**Stored records**.
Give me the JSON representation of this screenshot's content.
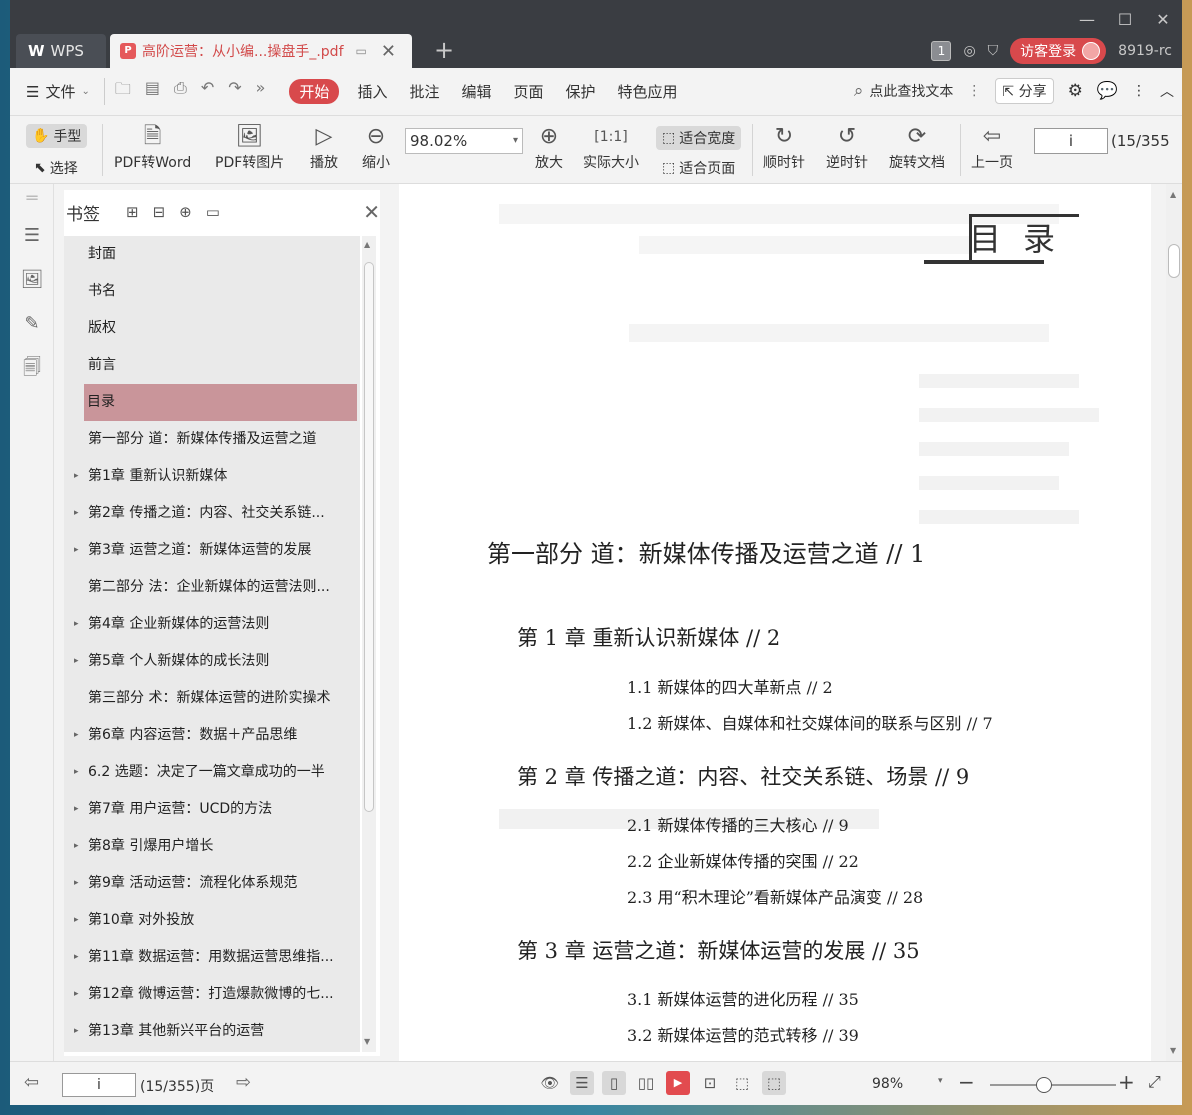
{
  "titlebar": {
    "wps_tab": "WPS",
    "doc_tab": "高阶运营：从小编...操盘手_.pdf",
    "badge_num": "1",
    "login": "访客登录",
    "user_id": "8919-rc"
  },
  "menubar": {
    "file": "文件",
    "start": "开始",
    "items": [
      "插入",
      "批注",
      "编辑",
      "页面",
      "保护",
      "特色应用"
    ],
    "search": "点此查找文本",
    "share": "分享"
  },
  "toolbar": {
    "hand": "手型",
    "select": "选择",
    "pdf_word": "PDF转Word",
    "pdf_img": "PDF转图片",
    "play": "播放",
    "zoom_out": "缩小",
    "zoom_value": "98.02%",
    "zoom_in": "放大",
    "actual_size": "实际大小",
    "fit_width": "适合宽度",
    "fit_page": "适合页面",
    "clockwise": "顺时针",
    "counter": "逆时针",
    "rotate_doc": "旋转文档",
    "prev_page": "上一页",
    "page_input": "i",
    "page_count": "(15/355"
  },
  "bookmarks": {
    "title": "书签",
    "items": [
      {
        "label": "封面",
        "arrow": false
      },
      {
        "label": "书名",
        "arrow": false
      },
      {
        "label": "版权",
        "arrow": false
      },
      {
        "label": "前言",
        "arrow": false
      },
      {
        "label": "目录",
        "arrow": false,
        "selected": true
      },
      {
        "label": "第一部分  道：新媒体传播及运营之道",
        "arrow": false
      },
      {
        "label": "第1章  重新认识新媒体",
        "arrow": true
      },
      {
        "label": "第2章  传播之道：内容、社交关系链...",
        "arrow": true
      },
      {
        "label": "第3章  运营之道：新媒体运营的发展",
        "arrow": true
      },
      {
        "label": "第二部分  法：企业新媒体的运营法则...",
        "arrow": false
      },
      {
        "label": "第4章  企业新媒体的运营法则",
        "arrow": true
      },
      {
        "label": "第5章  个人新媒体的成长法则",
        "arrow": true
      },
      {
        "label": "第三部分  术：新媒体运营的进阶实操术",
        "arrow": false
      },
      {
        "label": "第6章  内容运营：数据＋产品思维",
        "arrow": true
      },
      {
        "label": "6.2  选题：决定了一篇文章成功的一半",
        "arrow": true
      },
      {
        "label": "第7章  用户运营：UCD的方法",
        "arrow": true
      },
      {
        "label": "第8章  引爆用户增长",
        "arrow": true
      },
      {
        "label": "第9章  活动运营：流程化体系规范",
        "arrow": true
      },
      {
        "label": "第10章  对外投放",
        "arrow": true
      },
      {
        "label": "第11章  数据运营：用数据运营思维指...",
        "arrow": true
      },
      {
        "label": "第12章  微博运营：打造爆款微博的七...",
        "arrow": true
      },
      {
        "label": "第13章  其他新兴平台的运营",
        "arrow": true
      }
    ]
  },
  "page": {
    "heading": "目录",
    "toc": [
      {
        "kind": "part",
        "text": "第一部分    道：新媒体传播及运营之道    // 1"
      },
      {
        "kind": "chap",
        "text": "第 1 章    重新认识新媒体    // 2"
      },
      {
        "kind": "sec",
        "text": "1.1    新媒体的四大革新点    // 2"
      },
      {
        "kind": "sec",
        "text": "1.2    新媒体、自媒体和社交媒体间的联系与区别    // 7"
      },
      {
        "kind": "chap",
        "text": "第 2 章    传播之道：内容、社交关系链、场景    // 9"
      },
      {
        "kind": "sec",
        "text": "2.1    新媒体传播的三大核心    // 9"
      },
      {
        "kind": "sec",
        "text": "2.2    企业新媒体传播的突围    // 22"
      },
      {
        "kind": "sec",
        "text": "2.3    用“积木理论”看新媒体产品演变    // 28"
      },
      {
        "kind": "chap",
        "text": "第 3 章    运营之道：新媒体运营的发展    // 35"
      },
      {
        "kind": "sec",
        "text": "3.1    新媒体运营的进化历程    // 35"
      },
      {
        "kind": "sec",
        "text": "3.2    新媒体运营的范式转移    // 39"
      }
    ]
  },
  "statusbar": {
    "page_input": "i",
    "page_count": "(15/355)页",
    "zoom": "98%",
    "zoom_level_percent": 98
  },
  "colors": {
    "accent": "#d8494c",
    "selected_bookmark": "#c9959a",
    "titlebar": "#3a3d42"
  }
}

---

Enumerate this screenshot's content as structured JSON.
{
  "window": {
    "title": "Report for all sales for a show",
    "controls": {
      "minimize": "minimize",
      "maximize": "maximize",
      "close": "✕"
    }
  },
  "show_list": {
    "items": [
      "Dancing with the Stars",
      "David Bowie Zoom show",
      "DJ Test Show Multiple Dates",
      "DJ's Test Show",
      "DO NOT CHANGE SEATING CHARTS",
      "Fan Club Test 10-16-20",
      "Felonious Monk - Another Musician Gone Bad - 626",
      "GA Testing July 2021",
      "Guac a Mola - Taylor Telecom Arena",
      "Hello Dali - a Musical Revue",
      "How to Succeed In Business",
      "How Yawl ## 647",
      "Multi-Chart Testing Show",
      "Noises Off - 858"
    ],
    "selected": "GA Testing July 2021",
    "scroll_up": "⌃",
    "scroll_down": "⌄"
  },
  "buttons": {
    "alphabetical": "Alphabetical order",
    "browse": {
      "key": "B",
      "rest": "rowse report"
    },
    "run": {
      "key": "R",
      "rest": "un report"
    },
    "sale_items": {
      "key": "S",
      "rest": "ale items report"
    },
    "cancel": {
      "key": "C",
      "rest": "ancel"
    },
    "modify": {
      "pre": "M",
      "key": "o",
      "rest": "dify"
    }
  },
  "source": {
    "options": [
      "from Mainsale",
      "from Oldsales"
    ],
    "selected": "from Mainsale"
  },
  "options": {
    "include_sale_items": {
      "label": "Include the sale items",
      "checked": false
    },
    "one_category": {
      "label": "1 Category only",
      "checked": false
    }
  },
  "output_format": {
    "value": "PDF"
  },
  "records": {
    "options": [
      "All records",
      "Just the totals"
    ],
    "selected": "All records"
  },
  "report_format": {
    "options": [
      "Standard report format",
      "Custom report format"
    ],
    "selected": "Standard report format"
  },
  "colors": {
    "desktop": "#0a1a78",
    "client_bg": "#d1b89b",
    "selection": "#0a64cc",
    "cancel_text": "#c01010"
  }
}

**Problem description**.
Collect each line containing the string "Testing".

**Task answer**.
      "GA Testing July 2021",
      "Multi-Chart Testing Show",
    "selected": "GA Testing July 2021",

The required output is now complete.